(Figure dataset records)
▽

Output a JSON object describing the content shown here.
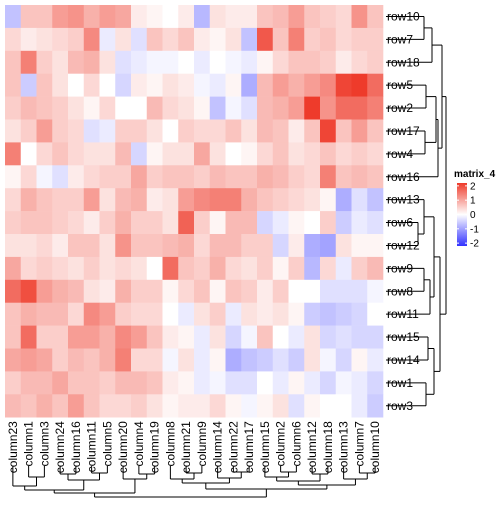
{
  "chart_data": {
    "type": "heatmap",
    "legend": {
      "title": "matrix_4",
      "ticks": [
        2,
        1,
        0,
        -1,
        -2
      ],
      "range": [
        -2.2,
        2.2
      ],
      "placement": "right"
    },
    "colors": {
      "high": "#ee3b2b",
      "mid": "#ffffff",
      "low": "#3333ff"
    },
    "rows": [
      "row10",
      "row7",
      "row18",
      "row5",
      "row2",
      "row17",
      "row4",
      "row16",
      "row13",
      "row6",
      "row12",
      "row9",
      "row8",
      "row11",
      "row15",
      "row14",
      "row1",
      "row3"
    ],
    "columns": [
      "column23",
      "column1",
      "column3",
      "column24",
      "column16",
      "column11",
      "column5",
      "column20",
      "column4",
      "column19",
      "column8",
      "column21",
      "column9",
      "column14",
      "column22",
      "column17",
      "column15",
      "column2",
      "column6",
      "column12",
      "column18",
      "column13",
      "column7",
      "column10"
    ],
    "values": [
      [
        -0.6,
        0.6,
        0.6,
        1.0,
        1.1,
        0.8,
        1.0,
        0.9,
        0.2,
        0.1,
        0.0,
        0.2,
        -0.7,
        0.3,
        0.2,
        0.2,
        0.6,
        0.7,
        1.0,
        0.6,
        0.5,
        0.4,
        1.1,
        0.6
      ],
      [
        0.4,
        0.2,
        0.3,
        0.4,
        0.5,
        1.2,
        -0.2,
        0.3,
        -0.3,
        0.6,
        0.4,
        0.6,
        0.2,
        0.1,
        0.3,
        -0.6,
        1.7,
        0.6,
        1.3,
        0.5,
        0.6,
        0.4,
        0.5,
        0.5
      ],
      [
        0.6,
        1.3,
        0.5,
        0.3,
        0.7,
        0.8,
        0.3,
        -0.3,
        -0.2,
        -0.1,
        -0.1,
        0.0,
        -0.2,
        0.0,
        -0.1,
        -0.2,
        0.1,
        0.4,
        0.6,
        0.6,
        0.5,
        0.2,
        0.4,
        0.5
      ],
      [
        0.6,
        -0.5,
        0.6,
        0.3,
        0.0,
        0.4,
        0.0,
        -0.4,
        0.2,
        0.1,
        0.3,
        0.2,
        -0.1,
        -0.2,
        0.1,
        -0.8,
        0.7,
        1.0,
        0.8,
        1.0,
        1.2,
        1.9,
        2.0,
        1.5
      ],
      [
        0.5,
        0.7,
        0.6,
        0.5,
        0.3,
        0.1,
        0.4,
        0.0,
        0.0,
        0.7,
        0.4,
        0.3,
        0.1,
        -0.6,
        -0.1,
        -0.3,
        0.7,
        0.8,
        1.0,
        2.0,
        1.1,
        1.5,
        1.5,
        1.3
      ],
      [
        0.3,
        0.5,
        1.0,
        0.5,
        0.4,
        -0.3,
        -0.2,
        0.5,
        0.5,
        0.3,
        0.0,
        0.5,
        0.4,
        0.4,
        0.6,
        0.3,
        0.7,
        0.6,
        0.2,
        0.6,
        1.9,
        0.6,
        1.0,
        0.6
      ],
      [
        1.3,
        0.0,
        0.4,
        0.6,
        0.4,
        0.3,
        0.3,
        0.7,
        -0.4,
        0.1,
        0.3,
        0.3,
        0.9,
        0.3,
        0.0,
        0.1,
        0.4,
        0.6,
        0.3,
        0.4,
        0.6,
        0.4,
        0.5,
        0.4
      ],
      [
        0.1,
        0.4,
        -0.1,
        -0.3,
        0.2,
        0.4,
        0.5,
        0.5,
        0.9,
        0.5,
        0.6,
        0.6,
        0.5,
        0.7,
        0.6,
        0.6,
        0.8,
        0.7,
        0.5,
        0.4,
        1.3,
        0.6,
        0.7,
        0.6
      ],
      [
        0.4,
        0.8,
        0.6,
        0.5,
        0.5,
        1.0,
        0.3,
        0.7,
        0.8,
        0.2,
        0.3,
        1.0,
        1.2,
        1.3,
        1.3,
        0.8,
        0.6,
        0.5,
        0.4,
        0.3,
        0.1,
        -0.8,
        -0.3,
        -0.6
      ],
      [
        0.5,
        0.6,
        0.6,
        0.5,
        0.4,
        0.2,
        0.5,
        0.8,
        0.5,
        0.5,
        0.3,
        1.6,
        0.5,
        0.1,
        0.7,
        0.7,
        -0.4,
        -0.2,
        0.1,
        0.0,
        0.5,
        -0.5,
        -0.2,
        -0.3
      ],
      [
        0.3,
        0.3,
        0.4,
        0.2,
        0.6,
        0.6,
        0.3,
        1.1,
        0.6,
        0.6,
        0.7,
        0.8,
        0.4,
        0.7,
        0.7,
        0.5,
        0.5,
        -0.4,
        0.2,
        -0.8,
        -0.9,
        0.3,
        0.1,
        0.1
      ],
      [
        0.9,
        0.4,
        0.5,
        0.4,
        0.3,
        0.5,
        0.3,
        0.4,
        0.3,
        0.0,
        1.5,
        0.6,
        0.5,
        0.8,
        0.4,
        0.3,
        0.5,
        0.1,
        0.5,
        -0.7,
        0.4,
        -0.2,
        0.5,
        0.7
      ],
      [
        1.5,
        1.8,
        1.0,
        0.8,
        0.7,
        0.3,
        0.2,
        0.8,
        0.5,
        0.5,
        0.1,
        0.4,
        0.6,
        0.1,
        0.6,
        0.5,
        0.2,
        0.5,
        0.0,
        0.0,
        -0.3,
        -0.3,
        -0.3,
        -0.1
      ],
      [
        0.6,
        0.8,
        0.7,
        0.7,
        0.4,
        1.2,
        1.0,
        0.5,
        0.4,
        0.4,
        0.0,
        -0.2,
        0.3,
        0.5,
        -0.2,
        0.3,
        0.2,
        0.3,
        0.1,
        -0.5,
        -0.6,
        -0.5,
        -0.4,
        0.0
      ],
      [
        0.6,
        1.5,
        0.5,
        0.5,
        1.0,
        1.0,
        0.8,
        1.2,
        1.0,
        0.6,
        0.2,
        0.1,
        -0.2,
        0.3,
        -0.4,
        -0.1,
        0.6,
        0.0,
        -0.2,
        0.3,
        -0.4,
        -0.3,
        -0.4,
        -0.4
      ],
      [
        0.9,
        1.0,
        0.9,
        0.5,
        0.7,
        0.6,
        0.8,
        1.3,
        0.4,
        0.4,
        -0.1,
        0.3,
        -0.2,
        0.1,
        -0.8,
        -0.6,
        -0.5,
        -0.3,
        -0.5,
        0.3,
        -0.1,
        -0.4,
        0.1,
        -0.2
      ],
      [
        0.5,
        0.7,
        0.7,
        0.9,
        0.6,
        0.6,
        0.5,
        0.7,
        0.7,
        0.6,
        0.2,
        0.1,
        -0.2,
        -0.1,
        -0.3,
        -0.3,
        0.0,
        -0.2,
        0.1,
        -0.2,
        -0.4,
        -0.1,
        -0.2,
        -0.4
      ],
      [
        0.7,
        0.6,
        0.8,
        0.6,
        1.0,
        0.6,
        0.4,
        0.4,
        0.5,
        0.3,
        0.1,
        0.2,
        0.2,
        0.4,
        0.1,
        -0.1,
        0.1,
        0.3,
        -0.3,
        0.1,
        0.0,
        0.0,
        -0.2,
        -0.5
      ]
    ]
  }
}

△

◆ Stated problem
Exclude the pictures. Write out the remaining data exactly.

◆ Answer to the exercise
Output a JSON object describing the content shown here.
{
  "chart_data": {
    "type": "heatmap",
    "legend": {
      "title": "matrix_4",
      "ticks": [
        2,
        1,
        0,
        -1,
        -2
      ],
      "range": [
        -2.2,
        2.2
      ],
      "placement": "right"
    },
    "colors": {
      "high": "#ee3b2b",
      "mid": "#ffffff",
      "low": "#3333ff"
    },
    "rows": [
      "row10",
      "row7",
      "row18",
      "row5",
      "row2",
      "row17",
      "row4",
      "row16",
      "row13",
      "row6",
      "row12",
      "row9",
      "row8",
      "row11",
      "row15",
      "row14",
      "row1",
      "row3"
    ],
    "columns": [
      "column23",
      "column1",
      "column3",
      "column24",
      "column16",
      "column11",
      "column5",
      "column20",
      "column4",
      "column19",
      "column8",
      "column21",
      "column9",
      "column14",
      "column22",
      "column17",
      "column15",
      "column2",
      "column6",
      "column12",
      "column18",
      "column13",
      "column7",
      "column10"
    ],
    "values": [
      [
        -0.6,
        0.6,
        0.6,
        1.0,
        1.1,
        0.8,
        1.0,
        0.9,
        0.2,
        0.1,
        0.0,
        0.2,
        -0.7,
        0.3,
        0.2,
        0.2,
        0.6,
        0.7,
        1.0,
        0.6,
        0.5,
        0.4,
        1.1,
        0.6
      ],
      [
        0.4,
        0.2,
        0.3,
        0.4,
        0.5,
        1.2,
        -0.2,
        0.3,
        -0.3,
        0.6,
        0.4,
        0.6,
        0.2,
        0.1,
        0.3,
        -0.6,
        1.7,
        0.6,
        1.3,
        0.5,
        0.6,
        0.4,
        0.5,
        0.5
      ],
      [
        0.6,
        1.3,
        0.5,
        0.3,
        0.7,
        0.8,
        0.3,
        -0.3,
        -0.2,
        -0.1,
        -0.1,
        0.0,
        -0.2,
        0.0,
        -0.1,
        -0.2,
        0.1,
        0.4,
        0.6,
        0.6,
        0.5,
        0.2,
        0.4,
        0.5
      ],
      [
        0.6,
        -0.5,
        0.6,
        0.3,
        0.0,
        0.4,
        0.0,
        -0.4,
        0.2,
        0.1,
        0.3,
        0.2,
        -0.1,
        -0.2,
        0.1,
        -0.8,
        0.7,
        1.0,
        0.8,
        1.0,
        1.2,
        1.9,
        2.0,
        1.5
      ],
      [
        0.5,
        0.7,
        0.6,
        0.5,
        0.3,
        0.1,
        0.4,
        0.0,
        0.0,
        0.7,
        0.4,
        0.3,
        0.1,
        -0.6,
        -0.1,
        -0.3,
        0.7,
        0.8,
        1.0,
        2.0,
        1.1,
        1.5,
        1.5,
        1.3
      ],
      [
        0.3,
        0.5,
        1.0,
        0.5,
        0.4,
        -0.3,
        -0.2,
        0.5,
        0.5,
        0.3,
        0.0,
        0.5,
        0.4,
        0.4,
        0.6,
        0.3,
        0.7,
        0.6,
        0.2,
        0.6,
        1.9,
        0.6,
        1.0,
        0.6
      ],
      [
        1.3,
        0.0,
        0.4,
        0.6,
        0.4,
        0.3,
        0.3,
        0.7,
        -0.4,
        0.1,
        0.3,
        0.3,
        0.9,
        0.3,
        0.0,
        0.1,
        0.4,
        0.6,
        0.3,
        0.4,
        0.6,
        0.4,
        0.5,
        0.4
      ],
      [
        0.1,
        0.4,
        -0.1,
        -0.3,
        0.2,
        0.4,
        0.5,
        0.5,
        0.9,
        0.5,
        0.6,
        0.6,
        0.5,
        0.7,
        0.6,
        0.6,
        0.8,
        0.7,
        0.5,
        0.4,
        1.3,
        0.6,
        0.7,
        0.6
      ],
      [
        0.4,
        0.8,
        0.6,
        0.5,
        0.5,
        1.0,
        0.3,
        0.7,
        0.8,
        0.2,
        0.3,
        1.0,
        1.2,
        1.3,
        1.3,
        0.8,
        0.6,
        0.5,
        0.4,
        0.3,
        0.1,
        -0.8,
        -0.3,
        -0.6
      ],
      [
        0.5,
        0.6,
        0.6,
        0.5,
        0.4,
        0.2,
        0.5,
        0.8,
        0.5,
        0.5,
        0.3,
        1.6,
        0.5,
        0.1,
        0.7,
        0.7,
        -0.4,
        -0.2,
        0.1,
        0.0,
        0.5,
        -0.5,
        -0.2,
        -0.3
      ],
      [
        0.3,
        0.3,
        0.4,
        0.2,
        0.6,
        0.6,
        0.3,
        1.1,
        0.6,
        0.6,
        0.7,
        0.8,
        0.4,
        0.7,
        0.7,
        0.5,
        0.5,
        -0.4,
        0.2,
        -0.8,
        -0.9,
        0.3,
        0.1,
        0.1
      ],
      [
        0.9,
        0.4,
        0.5,
        0.4,
        0.3,
        0.5,
        0.3,
        0.4,
        0.3,
        0.0,
        1.5,
        0.6,
        0.5,
        0.8,
        0.4,
        0.3,
        0.5,
        0.1,
        0.5,
        -0.7,
        0.4,
        -0.2,
        0.5,
        0.7
      ],
      [
        1.5,
        1.8,
        1.0,
        0.8,
        0.7,
        0.3,
        0.2,
        0.8,
        0.5,
        0.5,
        0.1,
        0.4,
        0.6,
        0.1,
        0.6,
        0.5,
        0.2,
        0.5,
        0.0,
        0.0,
        -0.3,
        -0.3,
        -0.3,
        -0.1
      ],
      [
        0.6,
        0.8,
        0.7,
        0.7,
        0.4,
        1.2,
        1.0,
        0.5,
        0.4,
        0.4,
        0.0,
        -0.2,
        0.3,
        0.5,
        -0.2,
        0.3,
        0.2,
        0.3,
        0.1,
        -0.5,
        -0.6,
        -0.5,
        -0.4,
        0.0
      ],
      [
        0.6,
        1.5,
        0.5,
        0.5,
        1.0,
        1.0,
        0.8,
        1.2,
        1.0,
        0.6,
        0.2,
        0.1,
        -0.2,
        0.3,
        -0.4,
        -0.1,
        0.6,
        0.0,
        -0.2,
        0.3,
        -0.4,
        -0.3,
        -0.4,
        -0.4
      ],
      [
        0.9,
        1.0,
        0.9,
        0.5,
        0.7,
        0.6,
        0.8,
        1.3,
        0.4,
        0.4,
        -0.1,
        0.3,
        -0.2,
        0.1,
        -0.8,
        -0.6,
        -0.5,
        -0.3,
        -0.5,
        0.3,
        -0.1,
        -0.4,
        0.1,
        -0.2
      ],
      [
        0.5,
        0.7,
        0.7,
        0.9,
        0.6,
        0.6,
        0.5,
        0.7,
        0.7,
        0.6,
        0.2,
        0.1,
        -0.2,
        -0.1,
        -0.3,
        -0.3,
        0.0,
        -0.2,
        0.1,
        -0.2,
        -0.4,
        -0.1,
        -0.2,
        -0.4
      ],
      [
        0.7,
        0.6,
        0.8,
        0.6,
        1.0,
        0.6,
        0.4,
        0.4,
        0.5,
        0.3,
        0.1,
        0.2,
        0.2,
        0.4,
        0.1,
        -0.1,
        0.1,
        0.3,
        -0.3,
        0.1,
        0.0,
        0.0,
        -0.2,
        -0.5
      ]
    ]
  }
}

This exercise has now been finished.